Count how many lines of the data below contain the string "shape"; the reply should be that number alone.

Dataset records
** Begin **

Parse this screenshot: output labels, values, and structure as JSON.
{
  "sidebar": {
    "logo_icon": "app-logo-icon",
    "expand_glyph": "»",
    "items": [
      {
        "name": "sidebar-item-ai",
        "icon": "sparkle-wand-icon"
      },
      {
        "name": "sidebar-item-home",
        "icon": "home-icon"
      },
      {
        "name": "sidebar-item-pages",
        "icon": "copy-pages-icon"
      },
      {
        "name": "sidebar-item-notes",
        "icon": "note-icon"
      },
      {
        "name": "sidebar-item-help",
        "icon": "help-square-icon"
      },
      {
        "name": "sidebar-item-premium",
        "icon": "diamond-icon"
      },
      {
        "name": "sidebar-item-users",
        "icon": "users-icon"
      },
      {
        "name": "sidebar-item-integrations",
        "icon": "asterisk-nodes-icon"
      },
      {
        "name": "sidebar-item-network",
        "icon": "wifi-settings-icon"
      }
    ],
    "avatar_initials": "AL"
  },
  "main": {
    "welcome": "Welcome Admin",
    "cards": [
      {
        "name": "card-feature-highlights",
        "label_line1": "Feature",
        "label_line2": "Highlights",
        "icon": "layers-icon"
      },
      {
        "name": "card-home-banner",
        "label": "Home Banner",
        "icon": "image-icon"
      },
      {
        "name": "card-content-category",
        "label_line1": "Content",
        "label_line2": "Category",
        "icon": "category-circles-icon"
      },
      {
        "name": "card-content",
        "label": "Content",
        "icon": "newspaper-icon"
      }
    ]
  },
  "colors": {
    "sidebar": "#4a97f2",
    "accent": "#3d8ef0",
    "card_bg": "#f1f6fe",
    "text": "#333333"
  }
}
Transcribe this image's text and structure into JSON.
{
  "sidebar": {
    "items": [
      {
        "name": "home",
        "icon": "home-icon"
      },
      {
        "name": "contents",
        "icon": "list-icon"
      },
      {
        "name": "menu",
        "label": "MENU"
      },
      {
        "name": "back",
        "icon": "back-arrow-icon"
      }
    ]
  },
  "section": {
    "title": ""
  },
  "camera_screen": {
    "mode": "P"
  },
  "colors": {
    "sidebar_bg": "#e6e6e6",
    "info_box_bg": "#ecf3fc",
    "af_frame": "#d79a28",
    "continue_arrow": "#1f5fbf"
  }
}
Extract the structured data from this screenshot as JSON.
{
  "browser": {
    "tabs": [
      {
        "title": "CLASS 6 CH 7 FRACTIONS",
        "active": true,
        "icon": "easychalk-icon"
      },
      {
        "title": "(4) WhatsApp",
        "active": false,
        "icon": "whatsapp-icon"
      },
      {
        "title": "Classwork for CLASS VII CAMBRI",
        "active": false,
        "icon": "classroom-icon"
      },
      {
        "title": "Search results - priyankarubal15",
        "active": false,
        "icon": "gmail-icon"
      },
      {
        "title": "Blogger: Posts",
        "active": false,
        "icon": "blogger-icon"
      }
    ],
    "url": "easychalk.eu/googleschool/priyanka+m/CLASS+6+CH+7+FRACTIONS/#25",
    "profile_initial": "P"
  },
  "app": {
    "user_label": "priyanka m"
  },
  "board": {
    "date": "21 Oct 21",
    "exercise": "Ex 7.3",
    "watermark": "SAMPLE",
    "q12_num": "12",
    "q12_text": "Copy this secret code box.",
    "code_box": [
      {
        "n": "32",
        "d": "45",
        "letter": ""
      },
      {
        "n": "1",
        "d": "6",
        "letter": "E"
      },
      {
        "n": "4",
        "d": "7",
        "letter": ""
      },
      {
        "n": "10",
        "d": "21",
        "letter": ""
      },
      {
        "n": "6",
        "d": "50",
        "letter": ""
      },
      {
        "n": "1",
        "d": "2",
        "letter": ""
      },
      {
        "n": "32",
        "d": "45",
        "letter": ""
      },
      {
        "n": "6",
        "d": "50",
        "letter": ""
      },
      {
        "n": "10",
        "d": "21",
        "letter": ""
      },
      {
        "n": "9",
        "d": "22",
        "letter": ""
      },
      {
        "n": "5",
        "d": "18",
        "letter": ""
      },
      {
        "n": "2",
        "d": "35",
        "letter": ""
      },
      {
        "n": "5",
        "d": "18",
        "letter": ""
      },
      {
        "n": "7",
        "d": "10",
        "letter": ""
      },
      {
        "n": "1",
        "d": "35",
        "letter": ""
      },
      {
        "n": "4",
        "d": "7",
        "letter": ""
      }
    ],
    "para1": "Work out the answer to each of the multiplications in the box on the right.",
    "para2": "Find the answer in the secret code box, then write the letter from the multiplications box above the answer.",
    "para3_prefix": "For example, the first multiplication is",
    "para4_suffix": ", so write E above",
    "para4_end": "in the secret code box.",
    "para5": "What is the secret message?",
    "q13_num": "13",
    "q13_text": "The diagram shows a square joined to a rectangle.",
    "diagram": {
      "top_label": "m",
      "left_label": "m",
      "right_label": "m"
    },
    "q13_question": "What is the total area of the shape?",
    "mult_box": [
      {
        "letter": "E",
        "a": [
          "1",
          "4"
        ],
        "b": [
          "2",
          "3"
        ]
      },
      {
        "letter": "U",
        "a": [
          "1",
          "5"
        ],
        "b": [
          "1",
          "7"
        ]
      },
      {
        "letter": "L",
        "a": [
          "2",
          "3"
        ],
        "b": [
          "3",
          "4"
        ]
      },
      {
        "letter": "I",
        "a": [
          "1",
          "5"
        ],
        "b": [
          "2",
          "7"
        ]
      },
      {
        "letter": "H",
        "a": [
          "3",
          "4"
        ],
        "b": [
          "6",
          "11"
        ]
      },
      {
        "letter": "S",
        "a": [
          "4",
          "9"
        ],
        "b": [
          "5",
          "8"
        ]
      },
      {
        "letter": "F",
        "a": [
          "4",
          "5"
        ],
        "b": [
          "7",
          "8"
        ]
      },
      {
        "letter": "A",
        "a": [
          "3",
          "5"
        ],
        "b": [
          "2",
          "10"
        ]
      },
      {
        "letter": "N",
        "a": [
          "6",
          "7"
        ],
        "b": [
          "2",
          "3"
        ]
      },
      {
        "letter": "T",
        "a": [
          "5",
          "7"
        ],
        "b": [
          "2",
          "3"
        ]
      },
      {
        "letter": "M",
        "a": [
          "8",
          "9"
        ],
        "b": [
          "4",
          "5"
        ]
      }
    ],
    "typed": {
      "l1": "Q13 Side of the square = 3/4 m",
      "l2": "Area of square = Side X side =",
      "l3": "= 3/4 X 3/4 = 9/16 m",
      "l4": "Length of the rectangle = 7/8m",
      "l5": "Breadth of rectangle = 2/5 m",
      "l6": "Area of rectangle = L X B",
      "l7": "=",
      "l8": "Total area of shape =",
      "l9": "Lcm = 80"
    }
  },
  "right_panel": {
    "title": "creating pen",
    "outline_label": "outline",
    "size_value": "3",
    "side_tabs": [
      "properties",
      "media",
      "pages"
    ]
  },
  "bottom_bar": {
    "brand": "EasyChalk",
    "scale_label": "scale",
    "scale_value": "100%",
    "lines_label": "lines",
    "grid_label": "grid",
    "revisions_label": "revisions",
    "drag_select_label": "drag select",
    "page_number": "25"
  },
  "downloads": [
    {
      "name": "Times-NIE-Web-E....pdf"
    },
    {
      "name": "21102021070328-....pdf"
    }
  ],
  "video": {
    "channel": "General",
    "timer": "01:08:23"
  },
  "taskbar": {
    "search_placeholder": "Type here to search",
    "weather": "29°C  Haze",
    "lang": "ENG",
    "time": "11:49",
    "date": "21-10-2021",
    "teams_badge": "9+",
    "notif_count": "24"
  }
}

** End **

▶ **TASK RESPONSE**
2